■ **Exercise brief**
Repeat the listing in full, preserving every character.

[start]

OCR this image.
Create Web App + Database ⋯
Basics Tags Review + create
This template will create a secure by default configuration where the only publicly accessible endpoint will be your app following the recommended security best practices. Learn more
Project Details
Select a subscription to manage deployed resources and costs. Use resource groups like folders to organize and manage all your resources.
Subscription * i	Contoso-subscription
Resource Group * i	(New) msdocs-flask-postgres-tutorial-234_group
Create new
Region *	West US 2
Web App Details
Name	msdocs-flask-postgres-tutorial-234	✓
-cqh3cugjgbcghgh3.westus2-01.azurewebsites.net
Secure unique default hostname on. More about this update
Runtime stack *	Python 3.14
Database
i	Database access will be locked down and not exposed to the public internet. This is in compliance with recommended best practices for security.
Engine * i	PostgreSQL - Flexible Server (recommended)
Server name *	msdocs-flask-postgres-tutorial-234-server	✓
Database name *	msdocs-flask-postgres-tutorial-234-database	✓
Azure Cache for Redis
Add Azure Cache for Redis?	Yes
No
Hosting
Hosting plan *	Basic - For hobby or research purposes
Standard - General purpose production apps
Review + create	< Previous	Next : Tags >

[end]

■ **Written solution**
OCR this image.
Create Web App + Database ⋯
Basics Tags Review + create
This template will create a secure by default configuration where the only publicly accessible endpoint will be your app following the recommended security best practices. Learn more
Project Details
Select a subscription to manage deployed resources and costs. Use resource groups like folders to organize and manage all your resources.
Subscription * i	Contoso-subscription
Resource Group * i	(New) msdocs-flask-postgres-tutorial-234_group
Create new
Region *	West US 2
Web App Details
Name	msdocs-flask-postgres-tutorial-234	✓
-cqh3cugjgbcghgh3.westus2-01.azurewebsites.net
Secure unique default hostname on. More about this update
Runtime stack *	Python 3.14
Database
i	Database access will be locked down and not exposed to the public internet. This is in compliance with recommended best practices for security.
Engine * i	PostgreSQL - Flexible Server (recommended)
Server name *	msdocs-flask-postgres-tutorial-234-server	✓
Database name *	msdocs-flask-postgres-tutorial-234-database	✓
Azure Cache for Redis
Add Azure Cache for Redis?	Yes
No
Hosting
Hosting plan *	Basic - For hobby or research purposes
Standard - General purpose production apps
Review + create	< Previous	Next : Tags >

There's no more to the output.